Find the number of lines below in which the word "Small" occurs. Write only that number.

===============

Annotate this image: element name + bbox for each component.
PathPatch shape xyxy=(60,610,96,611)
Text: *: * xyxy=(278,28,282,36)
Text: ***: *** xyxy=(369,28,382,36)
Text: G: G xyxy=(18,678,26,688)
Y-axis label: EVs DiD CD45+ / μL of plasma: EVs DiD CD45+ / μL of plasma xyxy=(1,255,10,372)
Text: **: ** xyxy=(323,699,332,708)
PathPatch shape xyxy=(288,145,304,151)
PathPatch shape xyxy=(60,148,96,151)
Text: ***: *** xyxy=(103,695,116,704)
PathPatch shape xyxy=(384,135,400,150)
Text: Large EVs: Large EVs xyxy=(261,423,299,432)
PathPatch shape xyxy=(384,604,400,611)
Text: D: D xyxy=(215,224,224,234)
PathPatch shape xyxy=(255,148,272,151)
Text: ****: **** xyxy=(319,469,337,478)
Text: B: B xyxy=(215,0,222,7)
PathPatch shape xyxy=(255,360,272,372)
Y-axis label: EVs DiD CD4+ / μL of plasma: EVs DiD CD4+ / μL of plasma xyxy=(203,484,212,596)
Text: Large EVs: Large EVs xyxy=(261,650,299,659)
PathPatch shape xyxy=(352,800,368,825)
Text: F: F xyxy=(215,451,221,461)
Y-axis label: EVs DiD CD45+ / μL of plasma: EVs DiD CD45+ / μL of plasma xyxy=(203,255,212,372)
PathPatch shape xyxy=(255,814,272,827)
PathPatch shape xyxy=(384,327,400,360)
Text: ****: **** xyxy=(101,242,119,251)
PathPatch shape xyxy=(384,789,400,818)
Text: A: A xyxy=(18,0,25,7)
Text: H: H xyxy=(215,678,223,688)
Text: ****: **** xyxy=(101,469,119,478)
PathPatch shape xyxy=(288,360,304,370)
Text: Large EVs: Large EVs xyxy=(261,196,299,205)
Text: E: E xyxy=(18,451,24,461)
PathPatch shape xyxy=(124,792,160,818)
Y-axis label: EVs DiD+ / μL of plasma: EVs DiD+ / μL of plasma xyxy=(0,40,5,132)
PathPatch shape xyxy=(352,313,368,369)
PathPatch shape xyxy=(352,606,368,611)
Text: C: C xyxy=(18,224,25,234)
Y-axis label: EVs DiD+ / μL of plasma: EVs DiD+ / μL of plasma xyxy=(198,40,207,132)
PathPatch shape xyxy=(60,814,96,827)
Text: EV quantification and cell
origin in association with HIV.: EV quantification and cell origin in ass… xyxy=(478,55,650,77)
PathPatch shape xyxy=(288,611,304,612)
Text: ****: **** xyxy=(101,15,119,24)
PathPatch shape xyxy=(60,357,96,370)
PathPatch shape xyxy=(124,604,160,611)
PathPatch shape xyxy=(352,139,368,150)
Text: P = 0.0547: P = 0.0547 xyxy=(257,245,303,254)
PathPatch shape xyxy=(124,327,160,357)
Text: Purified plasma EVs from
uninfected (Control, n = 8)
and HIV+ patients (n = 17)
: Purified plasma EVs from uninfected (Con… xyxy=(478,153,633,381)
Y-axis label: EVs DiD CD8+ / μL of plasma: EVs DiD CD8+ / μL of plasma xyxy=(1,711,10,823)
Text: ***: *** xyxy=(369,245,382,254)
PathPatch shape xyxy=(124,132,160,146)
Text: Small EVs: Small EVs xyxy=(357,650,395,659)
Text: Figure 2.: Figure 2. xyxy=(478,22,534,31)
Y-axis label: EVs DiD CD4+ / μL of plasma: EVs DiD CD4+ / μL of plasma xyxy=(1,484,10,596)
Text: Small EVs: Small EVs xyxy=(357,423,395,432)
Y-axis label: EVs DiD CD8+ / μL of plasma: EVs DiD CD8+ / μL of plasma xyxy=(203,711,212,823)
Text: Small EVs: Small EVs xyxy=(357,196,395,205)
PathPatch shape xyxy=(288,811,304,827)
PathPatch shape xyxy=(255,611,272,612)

===============

**YOUR SOLUTION**. 3